Your task is to repeat all of the data exactly while excluding the pictures.

+++

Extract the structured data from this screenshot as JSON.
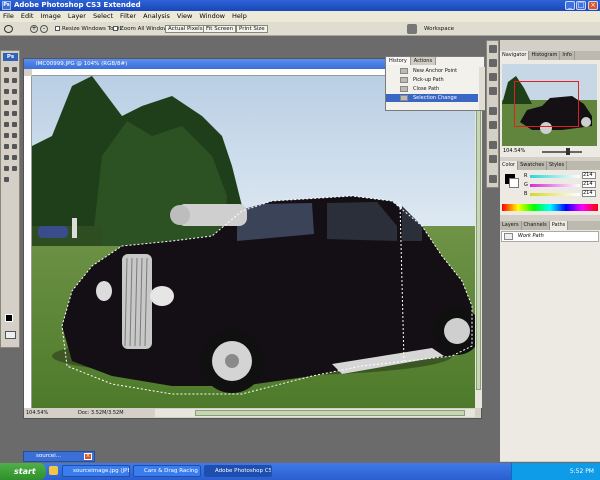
{
  "app": {
    "title": "Adobe Photoshop CS3 Extended",
    "icon_label": "Ps"
  },
  "menu": [
    "File",
    "Edit",
    "Image",
    "Layer",
    "Select",
    "Filter",
    "Analysis",
    "View",
    "Window",
    "Help"
  ],
  "options_bar": {
    "resize_windows_label": "Resize Windows To Fit",
    "zoom_all_label": "Zoom All Windows",
    "actual_pixels": "Actual Pixels",
    "fit_screen": "Fit Screen",
    "print_size": "Print Size",
    "workspace": "Workspace"
  },
  "toolbox": {
    "badge": "Ps"
  },
  "document": {
    "title": "IMC00999.JPG @ 104% (RGB/8#)",
    "zoom": "104.54%",
    "doc_info": "Doc: 3.52M/3.52M"
  },
  "history_panel": {
    "tabs": [
      "History",
      "Actions"
    ],
    "items": [
      "New Anchor Point",
      "Pick-up Path",
      "Close Path",
      "Selection Change"
    ],
    "selected_index": 3
  },
  "navigator_panel": {
    "tabs": [
      "Navigator",
      "Histogram",
      "Info"
    ],
    "zoom": "104.54%"
  },
  "color_panel": {
    "tabs": [
      "Color",
      "Swatches",
      "Styles"
    ],
    "channels": [
      {
        "label": "R",
        "value": "214"
      },
      {
        "label": "G",
        "value": "214"
      },
      {
        "label": "B",
        "value": "214"
      }
    ]
  },
  "paths_panel": {
    "tabs": [
      "Layers",
      "Channels",
      "Paths"
    ],
    "items": [
      "Work Path"
    ]
  },
  "minimized_doc": {
    "label": "sourcei..."
  },
  "taskbar": {
    "start": "start",
    "tasks": [
      "sourceimage.jpg (JPE...",
      "Cars & Drag Racing",
      "Adobe Photoshop CS..."
    ],
    "active_index": 2,
    "clock": "5:52 PM"
  },
  "colors": {
    "titlebar": "#1a46b8",
    "selection": "#3a66c4",
    "taskbar": "#2a5fd0",
    "start": "#2f8f2c"
  }
}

+++

COMPLETE OUTPUT —
Extract the structured data from this screenshot as JSON.
{
  "app": {
    "title": "Adobe Photoshop CS3 Extended",
    "icon_label": "Ps"
  },
  "menu": [
    "File",
    "Edit",
    "Image",
    "Layer",
    "Select",
    "Filter",
    "Analysis",
    "View",
    "Window",
    "Help"
  ],
  "options_bar": {
    "resize_windows_label": "Resize Windows To Fit",
    "zoom_all_label": "Zoom All Windows",
    "actual_pixels": "Actual Pixels",
    "fit_screen": "Fit Screen",
    "print_size": "Print Size",
    "workspace": "Workspace"
  },
  "toolbox": {
    "badge": "Ps"
  },
  "document": {
    "title": "IMC00999.JPG @ 104% (RGB/8#)",
    "zoom": "104.54%",
    "doc_info": "Doc: 3.52M/3.52M"
  },
  "history_panel": {
    "tabs": [
      "History",
      "Actions"
    ],
    "items": [
      "New Anchor Point",
      "Pick-up Path",
      "Close Path",
      "Selection Change"
    ],
    "selected_index": 3
  },
  "navigator_panel": {
    "tabs": [
      "Navigator",
      "Histogram",
      "Info"
    ],
    "zoom": "104.54%"
  },
  "color_panel": {
    "tabs": [
      "Color",
      "Swatches",
      "Styles"
    ],
    "channels": [
      {
        "label": "R",
        "value": "214"
      },
      {
        "label": "G",
        "value": "214"
      },
      {
        "label": "B",
        "value": "214"
      }
    ]
  },
  "paths_panel": {
    "tabs": [
      "Layers",
      "Channels",
      "Paths"
    ],
    "items": [
      "Work Path"
    ]
  },
  "minimized_doc": {
    "label": "sourcei..."
  },
  "taskbar": {
    "start": "start",
    "tasks": [
      "sourceimage.jpg (JPE...",
      "Cars & Drag Racing",
      "Adobe Photoshop CS..."
    ],
    "active_index": 2,
    "clock": "5:52 PM"
  },
  "colors": {
    "titlebar": "#1a46b8",
    "selection": "#3a66c4",
    "taskbar": "#2a5fd0",
    "start": "#2f8f2c"
  }
}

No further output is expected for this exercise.